### REQUIRED WORK
Copy all the entries word for word, but omit the pictures.

(Stored dataset items)

* begin *

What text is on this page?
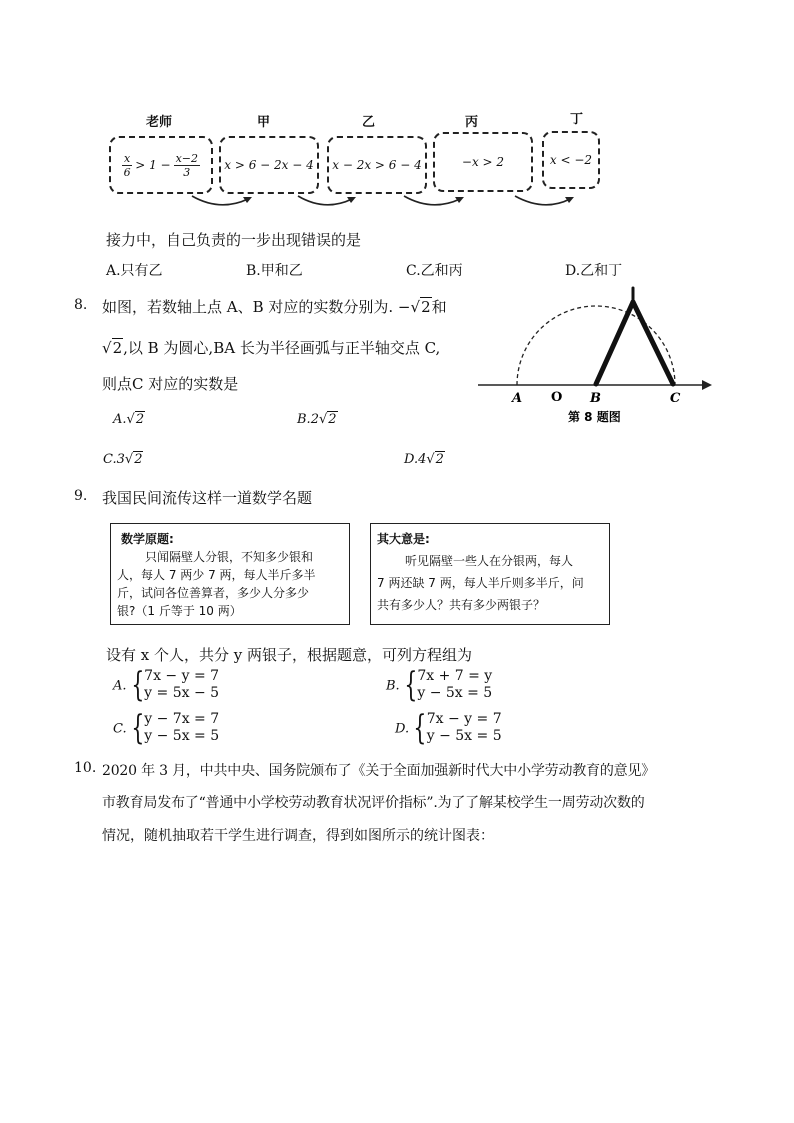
老师	甲	乙	丙	丁
$\frac{x}{6} > 1 - \frac{x-2}{3}$	x > 6 − 2x − 4	x − 2x > 6 − 4	−x > 2	x < −2
接力中，自己负责的一步出现错误的是
A.只有乙	B.甲和乙	C.乙和丙	D.乙和丁
8. 如图，若数轴上点 A、B 对应的实数分别为. −√2和
√2,以 B 为圆心,BA 长为半径画弧与正半轴交点 C,
则点C 对应的实数是
A.√2	B.2√2
C.3√2	D.4√2
A O B	C
第 8 题图
9. 我国民间流传这样一道数学名题
数学原题:
只闻隔壁人分银，不知多少银和
人，每人 7 两少 7 两，每人半斤多半
斤，试问各位善算者，多少人分多少
银?（1 斤等于 10 两）
其大意是:
听见隔壁一些人在分银两，每人
7 两还缺 7 两，每人半斤则多半斤，问
共有多少人？共有多少两银子？
设有 x 个人，共分 y 两银子，根据题意，可列方程组为
A. { 7x − y = 7
y = 5x − 5	B. { 7x + 7 = y
y − 5x = 5
C. { y − 7x = 7
y − 5x = 5	D. { 7x − y = 7
y − 5x = 5
10. 2020 年 3 月，中共中央、国务院颁布了《关于全面加强新时代大中小学劳动教育的意见》
市教育局发布了“普通中小学校劳动教育状况评价指标”.为了了解某校学生一周劳动次数的
情况，随机抽取若干学生进行调查，得到如图所示的统计图表：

* end *

### EXERCISE RESULT
What text is on this page?
老师	甲	乙	丙	丁
$\frac{x}{6} > 1 - \frac{x-2}{3}$	x > 6 − 2x − 4	x − 2x > 6 − 4	−x > 2	x < −2
接力中，自己负责的一步出现错误的是
A.只有乙	B.甲和乙	C.乙和丙	D.乙和丁
8. 如图，若数轴上点 A、B 对应的实数分别为. −√2和
√2,以 B 为圆心,BA 长为半径画弧与正半轴交点 C,
则点C 对应的实数是
A.√2	B.2√2
C.3√2	D.4√2
A O B	C
第 8 题图
9. 我国民间流传这样一道数学名题
数学原题:
只闻隔壁人分银，不知多少银和
人，每人 7 两少 7 两，每人半斤多半
斤，试问各位善算者，多少人分多少
银?（1 斤等于 10 两）
其大意是:
听见隔壁一些人在分银两，每人
7 两还缺 7 两，每人半斤则多半斤，问
共有多少人？共有多少两银子？
设有 x 个人，共分 y 两银子，根据题意，可列方程组为
A. { 7x − y = 7
y = 5x − 5	B. { 7x + 7 = y
y − 5x = 5
C. { y − 7x = 7
y − 5x = 5	D. { 7x − y = 7
y − 5x = 5
10. 2020 年 3 月，中共中央、国务院颁布了《关于全面加强新时代大中小学劳动教育的意见》
市教育局发布了“普通中小学校劳动教育状况评价指标”.为了了解某校学生一周劳动次数的
情况，随机抽取若干学生进行调查，得到如图所示的统计图表：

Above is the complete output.